:: Records supplied

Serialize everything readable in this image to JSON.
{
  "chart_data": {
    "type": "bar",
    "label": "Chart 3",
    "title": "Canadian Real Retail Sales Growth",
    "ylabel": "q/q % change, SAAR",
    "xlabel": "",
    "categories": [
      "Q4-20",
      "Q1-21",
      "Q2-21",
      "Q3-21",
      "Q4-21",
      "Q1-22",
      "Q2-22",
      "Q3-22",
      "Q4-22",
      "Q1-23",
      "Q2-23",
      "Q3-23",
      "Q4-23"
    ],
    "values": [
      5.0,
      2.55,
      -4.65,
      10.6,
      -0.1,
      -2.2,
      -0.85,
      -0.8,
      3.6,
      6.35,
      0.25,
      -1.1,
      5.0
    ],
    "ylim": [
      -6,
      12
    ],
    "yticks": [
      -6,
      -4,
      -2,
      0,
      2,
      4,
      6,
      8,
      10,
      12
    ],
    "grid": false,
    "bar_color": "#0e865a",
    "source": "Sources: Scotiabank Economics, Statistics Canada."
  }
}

::::

# Work to complete:
Quote the material exactly, leaving nothing out.

# Task output:
Serialize everything readable in this image to JSON.
{
  "chart_data": {
    "type": "bar",
    "label": "Chart 3",
    "title": "Canadian Real Retail Sales Growth",
    "ylabel": "q/q % change, SAAR",
    "xlabel": "",
    "categories": [
      "Q4-20",
      "Q1-21",
      "Q2-21",
      "Q3-21",
      "Q4-21",
      "Q1-22",
      "Q2-22",
      "Q3-22",
      "Q4-22",
      "Q1-23",
      "Q2-23",
      "Q3-23",
      "Q4-23"
    ],
    "values": [
      5.0,
      2.55,
      -4.65,
      10.6,
      -0.1,
      -2.2,
      -0.85,
      -0.8,
      3.6,
      6.35,
      0.25,
      -1.1,
      5.0
    ],
    "ylim": [
      -6,
      12
    ],
    "yticks": [
      -6,
      -4,
      -2,
      0,
      2,
      4,
      6,
      8,
      10,
      12
    ],
    "grid": false,
    "bar_color": "#0e865a",
    "source": "Sources: Scotiabank Economics, Statistics Canada."
  }
}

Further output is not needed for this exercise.